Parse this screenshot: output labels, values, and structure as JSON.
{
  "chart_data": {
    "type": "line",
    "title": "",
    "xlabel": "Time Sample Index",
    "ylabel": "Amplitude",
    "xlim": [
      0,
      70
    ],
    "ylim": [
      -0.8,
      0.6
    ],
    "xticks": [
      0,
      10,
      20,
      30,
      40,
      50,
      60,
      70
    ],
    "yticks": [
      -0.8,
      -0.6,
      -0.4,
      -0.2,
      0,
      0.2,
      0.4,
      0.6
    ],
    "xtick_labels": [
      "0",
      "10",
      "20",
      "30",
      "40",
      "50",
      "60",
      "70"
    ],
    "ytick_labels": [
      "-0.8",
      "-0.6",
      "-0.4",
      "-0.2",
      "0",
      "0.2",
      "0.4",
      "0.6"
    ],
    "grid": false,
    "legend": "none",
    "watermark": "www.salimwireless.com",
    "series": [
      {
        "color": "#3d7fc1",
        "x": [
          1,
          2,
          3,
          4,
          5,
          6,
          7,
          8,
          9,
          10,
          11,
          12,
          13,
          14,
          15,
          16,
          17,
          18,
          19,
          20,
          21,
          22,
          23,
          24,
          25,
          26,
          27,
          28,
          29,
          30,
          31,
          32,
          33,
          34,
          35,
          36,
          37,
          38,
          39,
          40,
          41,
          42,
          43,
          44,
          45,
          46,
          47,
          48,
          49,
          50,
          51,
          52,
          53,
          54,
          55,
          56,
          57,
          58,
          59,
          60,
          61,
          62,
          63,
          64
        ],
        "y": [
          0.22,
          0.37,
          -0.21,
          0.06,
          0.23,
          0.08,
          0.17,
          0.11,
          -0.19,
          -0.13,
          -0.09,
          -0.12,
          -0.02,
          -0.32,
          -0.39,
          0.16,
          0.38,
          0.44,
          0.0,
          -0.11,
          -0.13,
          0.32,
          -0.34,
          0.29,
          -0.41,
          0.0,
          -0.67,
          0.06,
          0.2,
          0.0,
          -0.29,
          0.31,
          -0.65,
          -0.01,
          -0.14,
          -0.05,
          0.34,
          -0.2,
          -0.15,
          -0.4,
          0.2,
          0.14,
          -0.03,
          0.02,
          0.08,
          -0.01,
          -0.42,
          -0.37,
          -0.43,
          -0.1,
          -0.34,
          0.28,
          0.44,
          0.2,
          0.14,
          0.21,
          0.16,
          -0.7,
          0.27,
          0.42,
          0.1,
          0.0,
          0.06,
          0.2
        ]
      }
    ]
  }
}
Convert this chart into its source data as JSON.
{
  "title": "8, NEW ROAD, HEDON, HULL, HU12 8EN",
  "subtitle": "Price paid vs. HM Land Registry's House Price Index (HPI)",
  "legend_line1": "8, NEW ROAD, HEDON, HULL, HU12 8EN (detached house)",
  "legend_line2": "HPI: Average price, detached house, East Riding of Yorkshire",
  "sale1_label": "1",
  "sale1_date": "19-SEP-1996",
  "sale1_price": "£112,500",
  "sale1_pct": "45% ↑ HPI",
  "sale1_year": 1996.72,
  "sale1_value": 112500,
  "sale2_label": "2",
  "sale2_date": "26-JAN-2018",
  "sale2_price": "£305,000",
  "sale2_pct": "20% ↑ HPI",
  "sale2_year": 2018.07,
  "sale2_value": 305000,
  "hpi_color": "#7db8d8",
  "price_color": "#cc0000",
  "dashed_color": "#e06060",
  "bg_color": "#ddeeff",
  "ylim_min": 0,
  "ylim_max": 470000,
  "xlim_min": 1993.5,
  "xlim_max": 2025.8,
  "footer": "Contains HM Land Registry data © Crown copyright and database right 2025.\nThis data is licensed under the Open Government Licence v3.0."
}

#### [Your instructions]
Copy out each line of the data containing the string "ROAD".

#### [Solved exercise]
  "title": "8, NEW ROAD, HEDON, HULL, HU12 8EN",
  "legend_line1": "8, NEW ROAD, HEDON, HULL, HU12 8EN (detached house)",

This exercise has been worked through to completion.